Given problem> Work through the following lines and count those that hold the word "timing". Reply with that number only.

═══ Provided entries

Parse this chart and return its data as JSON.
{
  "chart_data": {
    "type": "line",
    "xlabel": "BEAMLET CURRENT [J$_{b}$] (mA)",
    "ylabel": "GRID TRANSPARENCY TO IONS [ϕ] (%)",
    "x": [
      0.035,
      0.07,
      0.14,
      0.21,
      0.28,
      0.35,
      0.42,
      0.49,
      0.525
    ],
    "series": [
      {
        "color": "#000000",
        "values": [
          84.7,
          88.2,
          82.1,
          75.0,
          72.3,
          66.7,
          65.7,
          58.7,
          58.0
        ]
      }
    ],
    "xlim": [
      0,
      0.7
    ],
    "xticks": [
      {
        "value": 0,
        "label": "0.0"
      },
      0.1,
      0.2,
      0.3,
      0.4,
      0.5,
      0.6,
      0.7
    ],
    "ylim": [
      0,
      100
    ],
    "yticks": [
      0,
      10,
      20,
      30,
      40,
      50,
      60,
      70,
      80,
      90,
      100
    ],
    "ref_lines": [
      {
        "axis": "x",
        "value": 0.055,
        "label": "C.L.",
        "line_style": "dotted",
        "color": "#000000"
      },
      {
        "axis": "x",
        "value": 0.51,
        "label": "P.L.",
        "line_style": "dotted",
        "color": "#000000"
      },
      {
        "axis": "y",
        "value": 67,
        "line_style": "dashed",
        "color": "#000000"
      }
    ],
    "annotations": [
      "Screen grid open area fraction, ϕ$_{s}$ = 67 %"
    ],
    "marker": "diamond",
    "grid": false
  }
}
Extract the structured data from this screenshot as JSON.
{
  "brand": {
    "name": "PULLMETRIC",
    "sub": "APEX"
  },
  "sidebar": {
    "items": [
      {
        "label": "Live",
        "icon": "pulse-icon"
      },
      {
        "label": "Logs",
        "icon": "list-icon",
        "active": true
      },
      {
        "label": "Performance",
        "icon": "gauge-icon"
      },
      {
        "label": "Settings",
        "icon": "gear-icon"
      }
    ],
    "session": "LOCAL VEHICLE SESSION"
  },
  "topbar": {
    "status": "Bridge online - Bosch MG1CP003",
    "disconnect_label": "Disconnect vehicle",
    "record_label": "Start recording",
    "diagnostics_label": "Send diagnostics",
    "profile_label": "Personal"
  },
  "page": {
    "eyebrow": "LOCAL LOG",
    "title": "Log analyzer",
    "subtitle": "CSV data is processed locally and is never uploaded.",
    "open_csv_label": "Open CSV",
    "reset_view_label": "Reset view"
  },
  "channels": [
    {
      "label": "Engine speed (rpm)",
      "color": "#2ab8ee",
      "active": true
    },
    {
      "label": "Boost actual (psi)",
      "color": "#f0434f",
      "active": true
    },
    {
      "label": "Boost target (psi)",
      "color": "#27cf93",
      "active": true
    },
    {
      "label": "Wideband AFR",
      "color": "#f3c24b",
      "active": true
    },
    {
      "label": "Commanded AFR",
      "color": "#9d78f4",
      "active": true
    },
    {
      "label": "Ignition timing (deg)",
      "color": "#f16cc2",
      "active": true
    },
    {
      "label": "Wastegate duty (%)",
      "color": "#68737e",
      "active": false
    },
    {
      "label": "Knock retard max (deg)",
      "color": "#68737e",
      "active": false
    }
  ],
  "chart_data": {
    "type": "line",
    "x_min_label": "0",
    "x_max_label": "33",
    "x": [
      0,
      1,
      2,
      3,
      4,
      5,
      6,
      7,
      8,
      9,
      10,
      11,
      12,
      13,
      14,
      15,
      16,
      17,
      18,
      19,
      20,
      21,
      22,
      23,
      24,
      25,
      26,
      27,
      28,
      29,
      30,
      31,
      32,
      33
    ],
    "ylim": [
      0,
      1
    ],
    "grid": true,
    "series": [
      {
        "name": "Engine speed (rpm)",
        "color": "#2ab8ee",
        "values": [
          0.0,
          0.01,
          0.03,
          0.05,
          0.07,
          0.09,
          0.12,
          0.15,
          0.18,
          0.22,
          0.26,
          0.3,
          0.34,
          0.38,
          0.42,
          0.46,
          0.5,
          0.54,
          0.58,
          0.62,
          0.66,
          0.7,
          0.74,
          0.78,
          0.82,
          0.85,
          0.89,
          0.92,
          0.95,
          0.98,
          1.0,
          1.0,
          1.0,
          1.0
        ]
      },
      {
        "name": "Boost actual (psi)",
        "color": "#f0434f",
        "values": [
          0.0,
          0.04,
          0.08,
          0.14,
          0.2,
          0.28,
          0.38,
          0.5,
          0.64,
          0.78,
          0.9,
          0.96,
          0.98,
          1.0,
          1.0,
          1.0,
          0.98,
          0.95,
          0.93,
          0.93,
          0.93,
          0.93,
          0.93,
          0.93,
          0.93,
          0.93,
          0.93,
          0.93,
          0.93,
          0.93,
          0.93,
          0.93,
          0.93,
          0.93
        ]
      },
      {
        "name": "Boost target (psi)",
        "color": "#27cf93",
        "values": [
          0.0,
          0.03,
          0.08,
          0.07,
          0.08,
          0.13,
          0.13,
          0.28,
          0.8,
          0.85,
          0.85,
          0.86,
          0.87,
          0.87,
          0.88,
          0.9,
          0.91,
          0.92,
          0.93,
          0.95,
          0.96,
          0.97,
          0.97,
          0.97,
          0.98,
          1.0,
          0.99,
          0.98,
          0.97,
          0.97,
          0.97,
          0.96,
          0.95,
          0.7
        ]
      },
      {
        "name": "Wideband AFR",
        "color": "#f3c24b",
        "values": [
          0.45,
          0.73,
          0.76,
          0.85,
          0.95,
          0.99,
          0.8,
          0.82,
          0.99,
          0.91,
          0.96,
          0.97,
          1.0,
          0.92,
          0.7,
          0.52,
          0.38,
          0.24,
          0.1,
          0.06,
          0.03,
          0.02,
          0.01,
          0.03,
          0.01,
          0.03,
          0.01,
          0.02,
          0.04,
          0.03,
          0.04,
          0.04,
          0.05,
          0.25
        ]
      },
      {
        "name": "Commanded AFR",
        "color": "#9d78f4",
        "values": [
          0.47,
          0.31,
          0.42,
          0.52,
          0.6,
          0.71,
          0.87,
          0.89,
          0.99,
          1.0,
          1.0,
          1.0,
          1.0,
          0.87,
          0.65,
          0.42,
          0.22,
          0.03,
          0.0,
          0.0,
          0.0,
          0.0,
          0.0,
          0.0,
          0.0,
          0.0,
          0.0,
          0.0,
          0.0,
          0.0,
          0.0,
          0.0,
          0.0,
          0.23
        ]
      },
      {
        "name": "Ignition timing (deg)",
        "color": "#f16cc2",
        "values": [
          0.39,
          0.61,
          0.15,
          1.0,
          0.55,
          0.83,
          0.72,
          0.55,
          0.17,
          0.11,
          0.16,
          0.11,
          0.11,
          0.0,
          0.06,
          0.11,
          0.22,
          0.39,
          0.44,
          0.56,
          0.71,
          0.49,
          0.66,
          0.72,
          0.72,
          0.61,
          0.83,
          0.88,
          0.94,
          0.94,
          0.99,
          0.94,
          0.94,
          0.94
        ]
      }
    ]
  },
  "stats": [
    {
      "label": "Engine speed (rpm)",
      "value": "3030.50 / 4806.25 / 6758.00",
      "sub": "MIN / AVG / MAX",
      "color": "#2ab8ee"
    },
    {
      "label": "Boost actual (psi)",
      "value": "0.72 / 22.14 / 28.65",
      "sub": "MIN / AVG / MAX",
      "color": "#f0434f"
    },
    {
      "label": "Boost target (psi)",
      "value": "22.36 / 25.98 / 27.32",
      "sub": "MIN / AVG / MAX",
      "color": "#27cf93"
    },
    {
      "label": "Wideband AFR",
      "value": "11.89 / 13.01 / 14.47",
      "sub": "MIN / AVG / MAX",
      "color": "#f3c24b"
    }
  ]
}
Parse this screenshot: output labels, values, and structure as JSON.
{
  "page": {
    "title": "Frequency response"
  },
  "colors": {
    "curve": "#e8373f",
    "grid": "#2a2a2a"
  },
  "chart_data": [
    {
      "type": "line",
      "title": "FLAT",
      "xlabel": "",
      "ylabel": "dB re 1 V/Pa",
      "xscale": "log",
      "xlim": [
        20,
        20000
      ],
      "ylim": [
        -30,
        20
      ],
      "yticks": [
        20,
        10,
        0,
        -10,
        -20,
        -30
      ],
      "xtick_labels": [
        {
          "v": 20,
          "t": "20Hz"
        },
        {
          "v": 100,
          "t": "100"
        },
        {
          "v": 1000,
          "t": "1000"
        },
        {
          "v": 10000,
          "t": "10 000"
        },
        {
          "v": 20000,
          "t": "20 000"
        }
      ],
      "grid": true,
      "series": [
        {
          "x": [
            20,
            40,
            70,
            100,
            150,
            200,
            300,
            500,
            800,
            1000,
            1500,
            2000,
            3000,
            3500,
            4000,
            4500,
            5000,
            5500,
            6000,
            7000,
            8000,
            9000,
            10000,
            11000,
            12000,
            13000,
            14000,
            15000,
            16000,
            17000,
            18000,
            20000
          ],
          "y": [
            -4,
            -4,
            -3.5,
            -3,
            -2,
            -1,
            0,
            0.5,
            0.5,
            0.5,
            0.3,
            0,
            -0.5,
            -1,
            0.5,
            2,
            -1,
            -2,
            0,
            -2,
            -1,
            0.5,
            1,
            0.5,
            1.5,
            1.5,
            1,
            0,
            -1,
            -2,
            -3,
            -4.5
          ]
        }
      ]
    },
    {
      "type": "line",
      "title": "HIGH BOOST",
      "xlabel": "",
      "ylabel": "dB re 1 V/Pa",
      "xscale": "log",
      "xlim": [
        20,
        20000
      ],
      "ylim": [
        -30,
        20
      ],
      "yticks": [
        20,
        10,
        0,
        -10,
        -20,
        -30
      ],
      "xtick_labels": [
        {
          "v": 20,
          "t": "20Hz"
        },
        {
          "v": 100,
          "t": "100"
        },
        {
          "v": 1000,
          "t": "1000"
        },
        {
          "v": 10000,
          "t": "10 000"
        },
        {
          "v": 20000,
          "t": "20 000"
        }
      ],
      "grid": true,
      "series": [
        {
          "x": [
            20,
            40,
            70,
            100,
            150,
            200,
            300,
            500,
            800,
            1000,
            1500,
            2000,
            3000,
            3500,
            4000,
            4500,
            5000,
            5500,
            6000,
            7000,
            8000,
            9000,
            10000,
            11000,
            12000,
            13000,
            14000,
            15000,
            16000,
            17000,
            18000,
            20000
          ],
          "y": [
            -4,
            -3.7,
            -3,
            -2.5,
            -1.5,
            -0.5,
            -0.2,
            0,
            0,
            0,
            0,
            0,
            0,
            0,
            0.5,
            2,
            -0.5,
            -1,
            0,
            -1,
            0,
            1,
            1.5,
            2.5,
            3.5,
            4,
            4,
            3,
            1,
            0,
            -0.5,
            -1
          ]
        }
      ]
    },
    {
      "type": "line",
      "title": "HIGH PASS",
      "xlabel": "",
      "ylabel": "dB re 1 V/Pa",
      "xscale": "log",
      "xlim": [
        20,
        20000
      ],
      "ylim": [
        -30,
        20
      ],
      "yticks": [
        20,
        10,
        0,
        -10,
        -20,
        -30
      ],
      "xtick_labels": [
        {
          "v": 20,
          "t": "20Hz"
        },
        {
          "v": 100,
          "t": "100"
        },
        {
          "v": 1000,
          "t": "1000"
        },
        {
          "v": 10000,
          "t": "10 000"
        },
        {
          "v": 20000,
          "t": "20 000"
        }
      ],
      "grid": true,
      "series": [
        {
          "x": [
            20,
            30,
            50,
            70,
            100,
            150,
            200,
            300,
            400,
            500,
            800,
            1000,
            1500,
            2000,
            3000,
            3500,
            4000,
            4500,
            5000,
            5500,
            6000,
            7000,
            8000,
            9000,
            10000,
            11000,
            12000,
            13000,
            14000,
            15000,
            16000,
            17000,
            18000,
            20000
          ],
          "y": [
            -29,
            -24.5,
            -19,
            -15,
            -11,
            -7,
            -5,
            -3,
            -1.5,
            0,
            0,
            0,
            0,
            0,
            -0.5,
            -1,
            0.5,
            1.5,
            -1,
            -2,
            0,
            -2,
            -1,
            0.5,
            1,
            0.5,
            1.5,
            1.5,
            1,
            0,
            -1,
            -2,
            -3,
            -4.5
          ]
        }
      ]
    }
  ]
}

══════

Answer to this problem> 2